What the task asks: Copy each line in the data that includes the word "Targeted".

* Begin Material for the task *

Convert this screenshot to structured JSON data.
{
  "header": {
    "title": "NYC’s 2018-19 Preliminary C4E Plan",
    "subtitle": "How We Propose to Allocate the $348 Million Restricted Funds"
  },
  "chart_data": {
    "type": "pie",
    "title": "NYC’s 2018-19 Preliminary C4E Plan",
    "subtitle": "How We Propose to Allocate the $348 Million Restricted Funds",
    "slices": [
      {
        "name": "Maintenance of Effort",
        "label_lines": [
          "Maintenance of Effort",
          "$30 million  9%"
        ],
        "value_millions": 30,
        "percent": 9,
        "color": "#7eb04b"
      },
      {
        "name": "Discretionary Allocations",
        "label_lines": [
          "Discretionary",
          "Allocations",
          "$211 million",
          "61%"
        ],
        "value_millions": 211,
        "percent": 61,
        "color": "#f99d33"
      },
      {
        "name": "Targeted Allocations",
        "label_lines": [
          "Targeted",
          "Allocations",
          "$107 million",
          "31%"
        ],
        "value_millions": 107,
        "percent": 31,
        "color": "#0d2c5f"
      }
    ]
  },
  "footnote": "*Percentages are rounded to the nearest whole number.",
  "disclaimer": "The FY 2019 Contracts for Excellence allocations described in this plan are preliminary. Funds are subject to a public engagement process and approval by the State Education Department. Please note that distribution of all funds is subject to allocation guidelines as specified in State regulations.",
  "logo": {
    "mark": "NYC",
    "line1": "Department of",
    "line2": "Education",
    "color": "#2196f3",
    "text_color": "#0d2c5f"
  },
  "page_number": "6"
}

* End Material for the task *

Task answer:
        "name": "Targeted Allocations",
          "Targeted",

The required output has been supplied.